PROBLEM STATEMENT: Please print, word for word, the part of the Maynooth Castle post below that opens with the words containing "Unfortunately, due to" and closes with "sources in depth.".

SELECTED TEXT:
_ _ _ _ _ _ _

For my final project for AFF621 – Remaking the Physical, I was tasked with creating a 3D model of a cultural heritage object. After considerable deliberation, I selected Maynooth Castle, which is a castle that once stood in the heart of Maynooth and was a major seat of power in Ireland from its construction in the latter part of the 12th century until its seige and destruction in 1534. I selected it for two primary reasons: my love of ruined castles and the lack of information showing what the castle likely looked like during the height of its power, prior to its destruction.
Over the course of several blogs, I will recount the steps I have taken to produce the model and what trials and tribulations I have endured. This is my first forray into creating 3D models, and while I’m excited to see the final output, I must admit to some trepidation regarding the scope and ambition of my project. But I have always risen to a challenge, and this time is no different. Hopefully, my efforts will be met with success, and by documenting my process and trials as I go, hopefully not only will I learn something from the experience, but so, too, will my readers.
Researching the Castle
The castle itself was originally built in the latter part of the 11th century and was a seat of power for the Fitzgerald family. While I will save much of the formal history of the castle for my official report, I will note that the castle stood as a whole for nearly 300 years. It fell in 1534 after a 10-day seige by the British, thanks to the rebellion of Thomas Fitzgerald, 10th Earl of Kildare. While the castle was restored in 1630, it was destroyed again in the 1640s during the Irish Confederate Wars. Since then, the castle has remained in ruins and is now run as a cultural heritage site by the State. It is open during the summer months for tours.
Unfortunately, due to the age of the castle, not much information remains regarding what it may have looked like during the height of its power, so most of my model is based on speculation of architects and other historians much more qualified than I. I will be building my model based on their work, and my report will detail those sources in depth.

_ _ _ _ _ _ _

GIVEN DATA:
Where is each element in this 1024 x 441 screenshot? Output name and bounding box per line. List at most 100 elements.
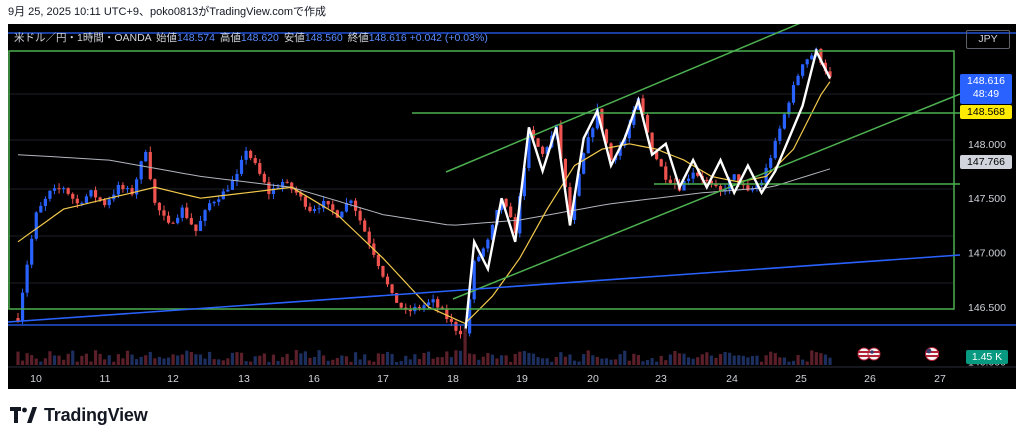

_ _ _ _ _ _ _

ANSWER TO THIS TASK:
Unfortunately, due to the age of the castle, not much information remains regarding what it may have looked like during the height of its power, so most of my model is based on speculation of architects and other historians much more qualified than I. I will be building my model based on their work, and my report will detail those sources in depth.